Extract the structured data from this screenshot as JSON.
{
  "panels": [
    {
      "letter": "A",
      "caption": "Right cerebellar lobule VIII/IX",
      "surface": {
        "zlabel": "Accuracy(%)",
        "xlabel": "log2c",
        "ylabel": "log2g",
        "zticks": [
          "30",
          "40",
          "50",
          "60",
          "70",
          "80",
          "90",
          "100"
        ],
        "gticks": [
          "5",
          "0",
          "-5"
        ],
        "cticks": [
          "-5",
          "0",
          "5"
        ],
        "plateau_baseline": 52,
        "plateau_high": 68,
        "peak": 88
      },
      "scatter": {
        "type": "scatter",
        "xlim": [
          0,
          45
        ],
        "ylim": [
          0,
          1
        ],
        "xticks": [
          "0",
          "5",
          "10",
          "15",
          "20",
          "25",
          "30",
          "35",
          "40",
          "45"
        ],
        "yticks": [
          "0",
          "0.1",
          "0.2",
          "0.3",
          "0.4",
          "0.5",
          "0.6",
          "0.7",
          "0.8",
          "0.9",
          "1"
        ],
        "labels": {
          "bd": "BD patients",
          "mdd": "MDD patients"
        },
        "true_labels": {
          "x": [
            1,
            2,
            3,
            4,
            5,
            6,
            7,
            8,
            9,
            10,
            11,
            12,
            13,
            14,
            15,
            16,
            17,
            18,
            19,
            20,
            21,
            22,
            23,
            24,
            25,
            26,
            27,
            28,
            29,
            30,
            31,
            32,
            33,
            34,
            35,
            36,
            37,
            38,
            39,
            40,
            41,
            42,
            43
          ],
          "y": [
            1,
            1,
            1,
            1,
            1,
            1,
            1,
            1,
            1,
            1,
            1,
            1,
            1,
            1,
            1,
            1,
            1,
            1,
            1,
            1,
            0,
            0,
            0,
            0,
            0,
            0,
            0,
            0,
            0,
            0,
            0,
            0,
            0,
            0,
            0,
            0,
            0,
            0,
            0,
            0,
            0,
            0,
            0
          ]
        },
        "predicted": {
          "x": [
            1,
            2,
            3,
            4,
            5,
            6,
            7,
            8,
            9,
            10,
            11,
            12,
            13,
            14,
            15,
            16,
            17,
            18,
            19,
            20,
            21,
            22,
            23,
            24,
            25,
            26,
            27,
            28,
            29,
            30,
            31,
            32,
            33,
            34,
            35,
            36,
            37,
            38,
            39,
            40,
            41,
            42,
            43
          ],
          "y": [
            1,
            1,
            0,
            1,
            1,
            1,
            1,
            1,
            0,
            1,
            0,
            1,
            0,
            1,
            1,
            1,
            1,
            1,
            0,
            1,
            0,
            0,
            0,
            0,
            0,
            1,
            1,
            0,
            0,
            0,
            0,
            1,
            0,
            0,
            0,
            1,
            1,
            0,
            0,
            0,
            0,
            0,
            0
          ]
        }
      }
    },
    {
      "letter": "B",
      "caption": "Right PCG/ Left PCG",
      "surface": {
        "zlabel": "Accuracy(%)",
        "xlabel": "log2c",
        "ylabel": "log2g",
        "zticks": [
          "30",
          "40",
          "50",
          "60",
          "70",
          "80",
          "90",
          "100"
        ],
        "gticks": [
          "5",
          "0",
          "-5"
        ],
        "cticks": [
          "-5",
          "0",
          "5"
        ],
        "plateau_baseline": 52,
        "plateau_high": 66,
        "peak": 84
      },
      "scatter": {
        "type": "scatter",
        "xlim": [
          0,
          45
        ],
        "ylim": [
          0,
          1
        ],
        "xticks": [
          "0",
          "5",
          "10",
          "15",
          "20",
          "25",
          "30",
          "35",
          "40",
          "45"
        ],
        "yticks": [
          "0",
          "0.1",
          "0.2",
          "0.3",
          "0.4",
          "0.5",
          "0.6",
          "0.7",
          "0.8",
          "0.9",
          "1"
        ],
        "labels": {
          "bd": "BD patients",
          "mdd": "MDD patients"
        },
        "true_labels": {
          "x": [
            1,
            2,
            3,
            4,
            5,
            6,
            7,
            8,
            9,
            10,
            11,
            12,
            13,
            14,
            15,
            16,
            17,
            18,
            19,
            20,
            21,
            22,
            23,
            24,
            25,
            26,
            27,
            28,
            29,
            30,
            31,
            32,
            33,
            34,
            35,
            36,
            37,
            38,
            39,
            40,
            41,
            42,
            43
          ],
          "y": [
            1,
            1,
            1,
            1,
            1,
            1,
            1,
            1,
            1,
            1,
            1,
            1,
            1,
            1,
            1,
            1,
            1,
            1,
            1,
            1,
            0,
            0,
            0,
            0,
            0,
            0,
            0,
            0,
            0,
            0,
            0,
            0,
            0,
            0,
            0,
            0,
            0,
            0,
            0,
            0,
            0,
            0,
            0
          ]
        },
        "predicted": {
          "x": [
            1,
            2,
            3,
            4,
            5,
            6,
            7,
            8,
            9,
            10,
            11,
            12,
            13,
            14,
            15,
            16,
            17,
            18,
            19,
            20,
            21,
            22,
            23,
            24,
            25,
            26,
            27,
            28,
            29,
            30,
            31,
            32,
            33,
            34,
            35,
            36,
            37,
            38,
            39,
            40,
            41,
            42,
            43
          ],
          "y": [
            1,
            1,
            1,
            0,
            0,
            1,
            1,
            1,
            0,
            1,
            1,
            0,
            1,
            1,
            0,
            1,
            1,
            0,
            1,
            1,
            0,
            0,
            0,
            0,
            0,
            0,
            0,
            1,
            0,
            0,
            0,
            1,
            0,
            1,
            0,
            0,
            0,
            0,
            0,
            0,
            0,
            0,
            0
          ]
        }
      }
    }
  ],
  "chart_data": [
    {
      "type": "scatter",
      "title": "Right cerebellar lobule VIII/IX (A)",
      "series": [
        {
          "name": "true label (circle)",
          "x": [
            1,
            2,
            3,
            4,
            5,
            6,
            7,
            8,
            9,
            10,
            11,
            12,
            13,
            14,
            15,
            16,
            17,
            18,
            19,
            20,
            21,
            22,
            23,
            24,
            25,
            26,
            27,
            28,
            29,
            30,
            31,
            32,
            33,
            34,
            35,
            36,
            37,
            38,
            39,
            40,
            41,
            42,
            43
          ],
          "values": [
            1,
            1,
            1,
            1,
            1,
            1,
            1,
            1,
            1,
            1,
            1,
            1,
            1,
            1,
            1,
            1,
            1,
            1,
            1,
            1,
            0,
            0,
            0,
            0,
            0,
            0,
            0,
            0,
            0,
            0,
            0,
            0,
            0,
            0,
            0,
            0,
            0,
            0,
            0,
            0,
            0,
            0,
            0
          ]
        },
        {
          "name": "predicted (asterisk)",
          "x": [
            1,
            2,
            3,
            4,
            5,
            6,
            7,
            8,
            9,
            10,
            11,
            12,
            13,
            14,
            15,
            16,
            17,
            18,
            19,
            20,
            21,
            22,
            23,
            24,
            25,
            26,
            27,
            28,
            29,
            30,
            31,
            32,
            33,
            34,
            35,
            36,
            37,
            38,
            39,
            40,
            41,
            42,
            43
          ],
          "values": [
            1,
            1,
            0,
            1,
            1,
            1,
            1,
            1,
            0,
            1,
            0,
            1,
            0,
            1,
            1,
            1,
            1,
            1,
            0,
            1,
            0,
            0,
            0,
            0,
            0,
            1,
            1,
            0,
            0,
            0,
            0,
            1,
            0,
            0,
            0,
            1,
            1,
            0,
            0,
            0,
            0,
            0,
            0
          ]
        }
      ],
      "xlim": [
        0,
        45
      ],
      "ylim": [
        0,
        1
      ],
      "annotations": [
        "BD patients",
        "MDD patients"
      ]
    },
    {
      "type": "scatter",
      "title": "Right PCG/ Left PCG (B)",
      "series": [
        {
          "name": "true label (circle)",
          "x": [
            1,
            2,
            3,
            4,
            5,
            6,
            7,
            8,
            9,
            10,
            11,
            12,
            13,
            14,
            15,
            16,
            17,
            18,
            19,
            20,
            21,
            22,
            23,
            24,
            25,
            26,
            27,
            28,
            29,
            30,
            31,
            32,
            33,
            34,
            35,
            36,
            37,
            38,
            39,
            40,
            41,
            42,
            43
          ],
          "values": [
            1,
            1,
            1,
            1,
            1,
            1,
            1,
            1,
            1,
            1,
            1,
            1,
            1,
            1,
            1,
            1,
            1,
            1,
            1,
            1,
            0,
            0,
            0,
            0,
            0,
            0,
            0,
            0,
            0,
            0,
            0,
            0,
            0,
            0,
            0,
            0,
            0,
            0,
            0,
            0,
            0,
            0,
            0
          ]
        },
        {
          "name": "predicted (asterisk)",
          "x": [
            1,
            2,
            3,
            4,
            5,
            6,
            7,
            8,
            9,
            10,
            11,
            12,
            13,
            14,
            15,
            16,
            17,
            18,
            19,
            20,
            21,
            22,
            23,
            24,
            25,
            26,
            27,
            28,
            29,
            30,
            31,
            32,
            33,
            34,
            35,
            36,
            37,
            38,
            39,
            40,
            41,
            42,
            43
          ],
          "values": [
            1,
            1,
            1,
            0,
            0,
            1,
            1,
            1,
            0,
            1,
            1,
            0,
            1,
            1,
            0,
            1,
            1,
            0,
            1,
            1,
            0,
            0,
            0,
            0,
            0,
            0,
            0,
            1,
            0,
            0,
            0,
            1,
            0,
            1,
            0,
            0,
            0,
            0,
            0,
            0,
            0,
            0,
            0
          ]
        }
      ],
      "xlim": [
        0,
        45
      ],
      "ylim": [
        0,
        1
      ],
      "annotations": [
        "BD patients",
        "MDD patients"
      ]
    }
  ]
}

•••

--- Exercise goal ---
Please give the number of lines with "title" in the entries above, and write no other text.

--- Completed exercise ---
2